*Action item:* Within the entries that follow, show each line where the word "title" occurs.
** Opening Data for analysis block **
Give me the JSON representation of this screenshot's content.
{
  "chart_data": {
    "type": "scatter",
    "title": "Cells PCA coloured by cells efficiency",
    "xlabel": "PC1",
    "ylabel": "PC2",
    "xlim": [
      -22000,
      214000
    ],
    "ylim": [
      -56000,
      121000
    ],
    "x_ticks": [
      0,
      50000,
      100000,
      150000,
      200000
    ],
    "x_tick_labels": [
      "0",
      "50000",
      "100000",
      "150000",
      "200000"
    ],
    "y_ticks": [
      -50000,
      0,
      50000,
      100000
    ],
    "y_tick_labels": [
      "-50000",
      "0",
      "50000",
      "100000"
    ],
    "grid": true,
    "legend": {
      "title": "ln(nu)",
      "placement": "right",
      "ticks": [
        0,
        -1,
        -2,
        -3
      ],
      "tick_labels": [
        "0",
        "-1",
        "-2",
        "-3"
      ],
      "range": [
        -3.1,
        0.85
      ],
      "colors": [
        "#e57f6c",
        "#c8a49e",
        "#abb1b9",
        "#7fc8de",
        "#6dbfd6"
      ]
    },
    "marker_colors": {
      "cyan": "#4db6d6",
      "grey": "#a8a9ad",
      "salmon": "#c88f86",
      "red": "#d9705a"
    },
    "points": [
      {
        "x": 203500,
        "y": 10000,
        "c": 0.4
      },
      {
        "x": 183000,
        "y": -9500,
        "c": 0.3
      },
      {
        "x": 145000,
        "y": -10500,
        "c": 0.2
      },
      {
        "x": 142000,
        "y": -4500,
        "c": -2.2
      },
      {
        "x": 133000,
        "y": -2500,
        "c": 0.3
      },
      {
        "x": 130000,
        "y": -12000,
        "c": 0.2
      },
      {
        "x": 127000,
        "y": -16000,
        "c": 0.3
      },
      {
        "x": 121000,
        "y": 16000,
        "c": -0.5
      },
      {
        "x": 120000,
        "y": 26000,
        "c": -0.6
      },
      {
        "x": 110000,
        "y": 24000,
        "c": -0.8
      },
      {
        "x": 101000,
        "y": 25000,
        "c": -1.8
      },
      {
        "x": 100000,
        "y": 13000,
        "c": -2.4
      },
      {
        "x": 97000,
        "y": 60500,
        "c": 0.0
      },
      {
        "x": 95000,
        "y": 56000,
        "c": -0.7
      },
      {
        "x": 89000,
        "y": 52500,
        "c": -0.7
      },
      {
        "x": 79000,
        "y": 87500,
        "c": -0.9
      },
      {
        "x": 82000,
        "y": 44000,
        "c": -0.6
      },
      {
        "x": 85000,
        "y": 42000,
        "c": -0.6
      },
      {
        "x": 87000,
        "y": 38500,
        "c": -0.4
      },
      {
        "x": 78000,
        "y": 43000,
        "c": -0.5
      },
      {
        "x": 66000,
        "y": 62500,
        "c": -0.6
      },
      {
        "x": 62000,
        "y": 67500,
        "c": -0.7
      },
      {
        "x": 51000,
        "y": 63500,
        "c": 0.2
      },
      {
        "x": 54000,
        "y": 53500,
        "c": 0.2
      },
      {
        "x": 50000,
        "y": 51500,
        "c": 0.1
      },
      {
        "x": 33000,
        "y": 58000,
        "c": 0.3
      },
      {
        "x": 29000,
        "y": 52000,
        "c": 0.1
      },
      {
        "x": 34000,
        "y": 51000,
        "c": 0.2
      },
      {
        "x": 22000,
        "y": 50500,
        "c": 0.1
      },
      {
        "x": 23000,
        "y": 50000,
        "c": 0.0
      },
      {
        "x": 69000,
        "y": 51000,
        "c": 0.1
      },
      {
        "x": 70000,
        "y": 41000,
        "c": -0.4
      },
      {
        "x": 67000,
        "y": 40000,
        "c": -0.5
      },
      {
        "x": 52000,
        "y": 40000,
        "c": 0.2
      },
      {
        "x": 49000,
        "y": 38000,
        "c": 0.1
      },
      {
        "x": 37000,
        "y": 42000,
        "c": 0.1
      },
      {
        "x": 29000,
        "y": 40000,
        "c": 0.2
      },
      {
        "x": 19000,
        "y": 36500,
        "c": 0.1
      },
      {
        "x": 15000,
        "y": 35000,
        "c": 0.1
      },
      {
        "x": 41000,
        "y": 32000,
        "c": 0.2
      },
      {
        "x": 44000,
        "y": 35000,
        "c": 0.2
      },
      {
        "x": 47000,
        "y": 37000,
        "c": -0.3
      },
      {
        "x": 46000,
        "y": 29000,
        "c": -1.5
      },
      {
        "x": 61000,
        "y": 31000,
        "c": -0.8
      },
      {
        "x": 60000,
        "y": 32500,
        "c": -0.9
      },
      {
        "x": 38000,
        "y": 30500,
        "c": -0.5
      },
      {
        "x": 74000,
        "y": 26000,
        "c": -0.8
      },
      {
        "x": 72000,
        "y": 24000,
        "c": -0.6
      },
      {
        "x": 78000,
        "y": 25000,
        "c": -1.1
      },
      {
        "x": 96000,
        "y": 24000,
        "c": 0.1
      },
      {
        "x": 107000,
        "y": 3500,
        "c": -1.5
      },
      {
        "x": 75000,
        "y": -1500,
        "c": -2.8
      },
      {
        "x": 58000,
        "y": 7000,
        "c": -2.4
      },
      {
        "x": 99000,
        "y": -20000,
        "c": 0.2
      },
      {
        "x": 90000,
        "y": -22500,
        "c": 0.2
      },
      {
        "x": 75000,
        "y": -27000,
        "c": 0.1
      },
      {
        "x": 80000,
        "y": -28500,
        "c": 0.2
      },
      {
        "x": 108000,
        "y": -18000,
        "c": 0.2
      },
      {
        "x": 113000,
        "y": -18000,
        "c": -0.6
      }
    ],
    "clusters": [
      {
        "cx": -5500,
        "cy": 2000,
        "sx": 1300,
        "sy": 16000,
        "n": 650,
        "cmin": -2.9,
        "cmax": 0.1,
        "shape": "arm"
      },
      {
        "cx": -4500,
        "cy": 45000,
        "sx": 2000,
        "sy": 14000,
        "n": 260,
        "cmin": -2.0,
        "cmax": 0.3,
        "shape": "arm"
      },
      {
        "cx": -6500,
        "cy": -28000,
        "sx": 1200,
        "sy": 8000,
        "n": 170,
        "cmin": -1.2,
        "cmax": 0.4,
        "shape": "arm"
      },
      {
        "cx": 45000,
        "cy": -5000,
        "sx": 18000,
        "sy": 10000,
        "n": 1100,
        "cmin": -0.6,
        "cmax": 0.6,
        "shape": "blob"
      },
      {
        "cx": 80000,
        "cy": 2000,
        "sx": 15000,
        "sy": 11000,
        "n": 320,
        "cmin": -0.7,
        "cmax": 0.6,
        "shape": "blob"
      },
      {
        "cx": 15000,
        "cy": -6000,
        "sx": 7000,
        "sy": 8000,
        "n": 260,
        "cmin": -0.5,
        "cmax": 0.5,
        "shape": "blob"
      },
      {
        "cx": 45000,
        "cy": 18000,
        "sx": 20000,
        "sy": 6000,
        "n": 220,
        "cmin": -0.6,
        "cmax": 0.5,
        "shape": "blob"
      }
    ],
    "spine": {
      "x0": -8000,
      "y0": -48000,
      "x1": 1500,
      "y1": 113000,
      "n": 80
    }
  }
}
** Closing Data for analysis block **
*Answer section:*
    "title": "Cells PCA coloured by cells efficiency",
      "title": "ln(nu)",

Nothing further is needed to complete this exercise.